— Start of Record excerpts —

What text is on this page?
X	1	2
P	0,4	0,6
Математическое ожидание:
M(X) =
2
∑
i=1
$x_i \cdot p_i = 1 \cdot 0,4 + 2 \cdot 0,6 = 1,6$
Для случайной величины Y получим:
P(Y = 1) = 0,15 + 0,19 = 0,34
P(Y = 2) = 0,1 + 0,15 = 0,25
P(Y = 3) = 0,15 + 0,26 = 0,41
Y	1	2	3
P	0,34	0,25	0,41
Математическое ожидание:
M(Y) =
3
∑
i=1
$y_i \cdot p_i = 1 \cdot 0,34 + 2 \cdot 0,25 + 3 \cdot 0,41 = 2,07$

— End of Record excerpts —
— Start of Record excerpts —

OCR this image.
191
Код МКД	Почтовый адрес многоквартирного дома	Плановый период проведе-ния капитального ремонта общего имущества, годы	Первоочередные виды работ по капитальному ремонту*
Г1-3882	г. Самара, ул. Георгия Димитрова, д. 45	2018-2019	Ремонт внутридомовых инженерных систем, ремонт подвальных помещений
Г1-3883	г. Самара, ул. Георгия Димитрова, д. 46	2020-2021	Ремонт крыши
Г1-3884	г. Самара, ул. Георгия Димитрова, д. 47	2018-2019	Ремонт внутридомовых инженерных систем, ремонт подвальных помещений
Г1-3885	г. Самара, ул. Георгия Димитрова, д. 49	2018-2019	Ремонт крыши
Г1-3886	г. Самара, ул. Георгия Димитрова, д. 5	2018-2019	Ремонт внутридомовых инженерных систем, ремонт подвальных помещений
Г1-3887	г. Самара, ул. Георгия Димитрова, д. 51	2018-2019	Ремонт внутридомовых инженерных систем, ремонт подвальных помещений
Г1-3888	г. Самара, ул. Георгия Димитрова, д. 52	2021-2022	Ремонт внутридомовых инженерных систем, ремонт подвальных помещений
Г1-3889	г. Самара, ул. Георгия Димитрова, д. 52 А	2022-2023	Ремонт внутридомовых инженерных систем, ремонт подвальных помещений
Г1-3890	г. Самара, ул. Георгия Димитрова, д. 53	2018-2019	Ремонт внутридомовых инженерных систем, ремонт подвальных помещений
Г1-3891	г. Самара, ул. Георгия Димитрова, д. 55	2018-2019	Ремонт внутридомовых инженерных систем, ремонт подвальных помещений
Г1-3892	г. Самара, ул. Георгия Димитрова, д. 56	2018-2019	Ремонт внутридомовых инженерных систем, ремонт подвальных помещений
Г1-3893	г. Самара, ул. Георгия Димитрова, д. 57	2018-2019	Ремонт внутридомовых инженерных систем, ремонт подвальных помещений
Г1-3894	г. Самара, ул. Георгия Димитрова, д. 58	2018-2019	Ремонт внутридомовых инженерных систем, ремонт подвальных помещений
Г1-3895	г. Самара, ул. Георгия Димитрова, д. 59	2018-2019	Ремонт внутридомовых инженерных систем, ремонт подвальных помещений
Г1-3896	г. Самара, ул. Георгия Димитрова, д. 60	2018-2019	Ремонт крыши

— End of Record excerpts —

▶ [The problem]: Check each line of the records above for the string "this", and report every line that has it.

▶ [Expected answer]:
What text is on this page?
OCR this image.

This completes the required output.